* **The request**: From the entries below, copy every line where the string "title" appears.

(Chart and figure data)
____________________

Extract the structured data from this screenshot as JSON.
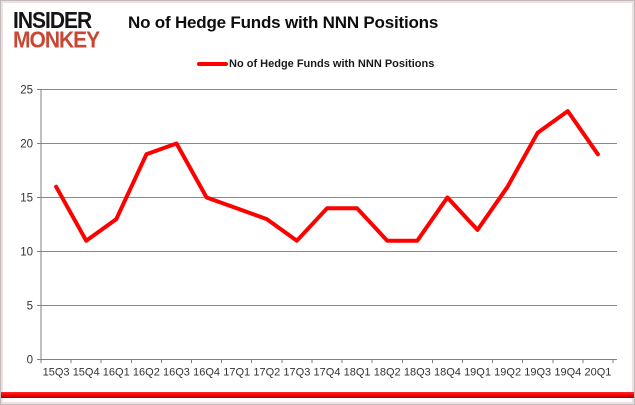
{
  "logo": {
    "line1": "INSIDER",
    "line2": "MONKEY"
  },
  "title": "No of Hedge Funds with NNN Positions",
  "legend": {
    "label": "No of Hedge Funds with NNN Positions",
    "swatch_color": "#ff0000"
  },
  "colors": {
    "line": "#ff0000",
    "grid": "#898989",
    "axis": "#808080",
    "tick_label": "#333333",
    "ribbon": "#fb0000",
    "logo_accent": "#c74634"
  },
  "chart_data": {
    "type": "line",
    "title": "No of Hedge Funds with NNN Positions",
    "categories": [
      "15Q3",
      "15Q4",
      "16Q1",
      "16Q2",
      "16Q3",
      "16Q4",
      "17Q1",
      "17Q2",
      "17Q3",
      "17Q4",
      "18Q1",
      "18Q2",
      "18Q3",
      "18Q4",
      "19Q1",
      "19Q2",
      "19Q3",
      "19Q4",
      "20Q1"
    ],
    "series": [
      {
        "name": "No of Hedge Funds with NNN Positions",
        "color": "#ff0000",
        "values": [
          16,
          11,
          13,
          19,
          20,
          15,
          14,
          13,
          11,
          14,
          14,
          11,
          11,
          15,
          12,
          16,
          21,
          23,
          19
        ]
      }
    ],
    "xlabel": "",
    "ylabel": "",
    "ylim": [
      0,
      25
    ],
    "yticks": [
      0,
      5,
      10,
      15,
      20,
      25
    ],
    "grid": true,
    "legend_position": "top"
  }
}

____________________

* **Result for this task**:
  "title": "No of Hedge Funds with NNN Positions",
    "title": "No of Hedge Funds with NNN Positions",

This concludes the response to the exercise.